start
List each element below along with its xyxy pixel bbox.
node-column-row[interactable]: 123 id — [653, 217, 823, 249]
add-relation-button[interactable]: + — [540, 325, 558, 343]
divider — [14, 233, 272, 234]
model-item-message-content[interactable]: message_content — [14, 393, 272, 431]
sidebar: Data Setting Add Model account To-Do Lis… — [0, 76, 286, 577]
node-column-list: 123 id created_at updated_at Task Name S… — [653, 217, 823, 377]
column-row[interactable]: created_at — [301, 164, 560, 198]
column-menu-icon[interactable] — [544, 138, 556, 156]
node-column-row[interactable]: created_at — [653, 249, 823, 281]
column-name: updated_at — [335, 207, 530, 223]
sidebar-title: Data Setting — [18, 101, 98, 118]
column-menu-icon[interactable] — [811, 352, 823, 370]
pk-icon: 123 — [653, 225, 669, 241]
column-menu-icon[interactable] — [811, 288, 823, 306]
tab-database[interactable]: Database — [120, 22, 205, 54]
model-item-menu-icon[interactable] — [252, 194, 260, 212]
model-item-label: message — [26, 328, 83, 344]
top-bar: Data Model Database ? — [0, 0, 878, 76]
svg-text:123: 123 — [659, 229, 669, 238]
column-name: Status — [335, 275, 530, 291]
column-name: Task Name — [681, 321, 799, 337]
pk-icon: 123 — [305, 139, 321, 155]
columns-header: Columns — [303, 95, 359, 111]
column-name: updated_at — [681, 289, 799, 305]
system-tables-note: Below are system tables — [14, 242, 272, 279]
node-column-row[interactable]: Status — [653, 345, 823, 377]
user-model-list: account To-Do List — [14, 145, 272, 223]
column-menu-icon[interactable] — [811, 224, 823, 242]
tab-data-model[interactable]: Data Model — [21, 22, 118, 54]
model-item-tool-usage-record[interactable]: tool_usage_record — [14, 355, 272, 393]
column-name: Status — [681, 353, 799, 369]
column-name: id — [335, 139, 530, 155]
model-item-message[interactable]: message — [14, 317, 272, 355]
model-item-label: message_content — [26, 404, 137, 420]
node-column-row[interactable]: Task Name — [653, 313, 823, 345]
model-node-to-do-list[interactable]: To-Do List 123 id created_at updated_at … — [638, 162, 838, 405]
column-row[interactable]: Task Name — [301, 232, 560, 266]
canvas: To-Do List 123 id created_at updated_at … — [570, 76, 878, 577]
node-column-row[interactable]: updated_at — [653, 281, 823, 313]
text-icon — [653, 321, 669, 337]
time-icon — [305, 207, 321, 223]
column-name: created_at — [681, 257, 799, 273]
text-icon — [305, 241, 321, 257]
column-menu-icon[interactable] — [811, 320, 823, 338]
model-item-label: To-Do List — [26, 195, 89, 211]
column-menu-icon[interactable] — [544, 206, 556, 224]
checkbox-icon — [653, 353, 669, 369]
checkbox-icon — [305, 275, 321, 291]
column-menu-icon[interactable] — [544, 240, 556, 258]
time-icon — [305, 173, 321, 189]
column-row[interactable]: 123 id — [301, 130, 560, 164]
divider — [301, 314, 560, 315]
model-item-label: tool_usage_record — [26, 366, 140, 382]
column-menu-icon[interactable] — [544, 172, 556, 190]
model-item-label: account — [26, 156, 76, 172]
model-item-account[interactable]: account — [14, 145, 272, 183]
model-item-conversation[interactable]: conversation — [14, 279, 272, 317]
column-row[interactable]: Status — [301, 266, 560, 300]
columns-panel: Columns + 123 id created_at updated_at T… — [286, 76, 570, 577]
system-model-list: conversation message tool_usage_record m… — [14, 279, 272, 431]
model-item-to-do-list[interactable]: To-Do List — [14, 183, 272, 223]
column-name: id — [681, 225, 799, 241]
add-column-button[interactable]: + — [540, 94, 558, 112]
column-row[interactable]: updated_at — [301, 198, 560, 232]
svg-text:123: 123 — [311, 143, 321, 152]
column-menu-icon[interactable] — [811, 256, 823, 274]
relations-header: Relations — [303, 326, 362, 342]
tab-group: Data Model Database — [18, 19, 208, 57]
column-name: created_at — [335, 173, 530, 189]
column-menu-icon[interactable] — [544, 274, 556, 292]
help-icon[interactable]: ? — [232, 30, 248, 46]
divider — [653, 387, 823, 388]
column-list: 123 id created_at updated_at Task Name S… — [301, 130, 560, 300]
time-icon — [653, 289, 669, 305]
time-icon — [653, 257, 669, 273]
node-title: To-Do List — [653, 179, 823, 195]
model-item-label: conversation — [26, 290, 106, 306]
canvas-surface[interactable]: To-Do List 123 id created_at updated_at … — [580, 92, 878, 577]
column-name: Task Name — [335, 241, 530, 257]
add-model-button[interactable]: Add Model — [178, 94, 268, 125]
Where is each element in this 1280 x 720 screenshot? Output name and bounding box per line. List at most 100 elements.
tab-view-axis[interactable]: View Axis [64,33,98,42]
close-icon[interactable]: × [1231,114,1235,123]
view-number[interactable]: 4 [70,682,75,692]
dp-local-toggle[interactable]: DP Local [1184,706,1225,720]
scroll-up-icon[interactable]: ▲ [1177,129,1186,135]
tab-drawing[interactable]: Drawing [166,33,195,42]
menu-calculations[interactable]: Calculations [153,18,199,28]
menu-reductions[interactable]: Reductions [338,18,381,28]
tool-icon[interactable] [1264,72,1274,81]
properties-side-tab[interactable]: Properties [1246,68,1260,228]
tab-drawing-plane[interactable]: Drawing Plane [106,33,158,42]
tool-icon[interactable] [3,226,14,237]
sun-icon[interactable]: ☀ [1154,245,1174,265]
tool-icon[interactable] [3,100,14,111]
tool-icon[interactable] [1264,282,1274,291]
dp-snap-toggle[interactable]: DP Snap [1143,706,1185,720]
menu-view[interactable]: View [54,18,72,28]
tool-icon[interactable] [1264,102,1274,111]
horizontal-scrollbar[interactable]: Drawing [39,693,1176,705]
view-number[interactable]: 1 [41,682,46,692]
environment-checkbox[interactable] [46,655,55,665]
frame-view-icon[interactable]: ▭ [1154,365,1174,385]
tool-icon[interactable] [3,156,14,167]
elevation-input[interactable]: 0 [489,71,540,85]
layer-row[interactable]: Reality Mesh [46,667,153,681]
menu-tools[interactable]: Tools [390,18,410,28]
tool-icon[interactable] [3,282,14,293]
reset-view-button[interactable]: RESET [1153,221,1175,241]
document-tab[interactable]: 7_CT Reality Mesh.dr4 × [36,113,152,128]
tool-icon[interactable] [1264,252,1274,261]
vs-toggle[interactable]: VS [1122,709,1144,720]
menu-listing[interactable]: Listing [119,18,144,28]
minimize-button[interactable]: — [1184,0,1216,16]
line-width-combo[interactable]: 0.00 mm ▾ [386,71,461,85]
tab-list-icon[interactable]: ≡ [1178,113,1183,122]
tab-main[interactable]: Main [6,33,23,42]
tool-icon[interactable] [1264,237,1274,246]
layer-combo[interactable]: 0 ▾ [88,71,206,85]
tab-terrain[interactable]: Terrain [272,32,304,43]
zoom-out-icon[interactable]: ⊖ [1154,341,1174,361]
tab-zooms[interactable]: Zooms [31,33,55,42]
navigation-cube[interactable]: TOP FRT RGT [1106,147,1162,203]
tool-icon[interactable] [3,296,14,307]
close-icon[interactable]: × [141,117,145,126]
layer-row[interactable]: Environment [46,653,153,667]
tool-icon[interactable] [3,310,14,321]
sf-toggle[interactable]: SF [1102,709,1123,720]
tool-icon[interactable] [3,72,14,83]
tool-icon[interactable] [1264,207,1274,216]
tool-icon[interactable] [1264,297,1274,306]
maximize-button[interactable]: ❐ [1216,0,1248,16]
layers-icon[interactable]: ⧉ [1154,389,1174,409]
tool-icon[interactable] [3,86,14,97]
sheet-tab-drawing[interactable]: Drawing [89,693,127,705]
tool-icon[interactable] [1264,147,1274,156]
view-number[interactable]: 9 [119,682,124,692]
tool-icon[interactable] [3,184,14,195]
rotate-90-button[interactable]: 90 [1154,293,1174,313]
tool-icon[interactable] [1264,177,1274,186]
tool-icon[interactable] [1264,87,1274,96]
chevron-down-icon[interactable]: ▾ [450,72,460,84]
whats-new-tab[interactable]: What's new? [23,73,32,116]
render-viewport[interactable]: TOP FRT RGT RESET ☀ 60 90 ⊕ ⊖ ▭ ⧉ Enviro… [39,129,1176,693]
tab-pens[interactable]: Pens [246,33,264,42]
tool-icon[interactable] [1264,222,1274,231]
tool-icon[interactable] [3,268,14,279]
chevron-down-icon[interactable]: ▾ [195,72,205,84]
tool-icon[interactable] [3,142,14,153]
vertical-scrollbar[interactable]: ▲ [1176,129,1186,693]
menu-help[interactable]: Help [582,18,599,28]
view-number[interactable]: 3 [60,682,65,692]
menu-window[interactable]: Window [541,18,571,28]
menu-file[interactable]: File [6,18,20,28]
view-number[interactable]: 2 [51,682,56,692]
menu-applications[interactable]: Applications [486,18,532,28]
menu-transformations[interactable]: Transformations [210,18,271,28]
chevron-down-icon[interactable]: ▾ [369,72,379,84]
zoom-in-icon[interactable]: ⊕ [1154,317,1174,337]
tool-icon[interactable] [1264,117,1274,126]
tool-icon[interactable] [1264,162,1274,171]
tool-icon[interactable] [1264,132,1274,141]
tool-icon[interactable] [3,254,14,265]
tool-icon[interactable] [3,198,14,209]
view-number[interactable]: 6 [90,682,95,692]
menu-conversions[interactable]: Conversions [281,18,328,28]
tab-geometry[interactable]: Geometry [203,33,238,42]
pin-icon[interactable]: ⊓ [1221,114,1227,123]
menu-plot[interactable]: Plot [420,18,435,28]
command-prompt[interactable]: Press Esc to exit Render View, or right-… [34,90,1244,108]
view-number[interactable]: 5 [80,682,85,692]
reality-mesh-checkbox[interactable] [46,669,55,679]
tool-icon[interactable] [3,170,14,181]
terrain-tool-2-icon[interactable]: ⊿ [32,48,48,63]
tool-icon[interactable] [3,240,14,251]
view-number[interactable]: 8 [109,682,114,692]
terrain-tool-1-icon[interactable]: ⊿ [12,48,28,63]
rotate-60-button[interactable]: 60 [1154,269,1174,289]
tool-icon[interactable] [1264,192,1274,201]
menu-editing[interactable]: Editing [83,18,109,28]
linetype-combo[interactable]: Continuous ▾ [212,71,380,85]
end
### EXERCISE GOAL
Could you rewrite the data from its opening line through the line containing "model-item-message-content[interactable]: message_content —", replacing "divider" with "separator" and leaving everything else unchanged?

### RESPONSE
List each element below along with its xyxy pixel bbox.
node-column-row[interactable]: 123 id — [653, 217, 823, 249]
add-relation-button[interactable]: + — [540, 325, 558, 343]
separator — [14, 233, 272, 234]
model-item-message-content[interactable]: message_content — [14, 393, 272, 431]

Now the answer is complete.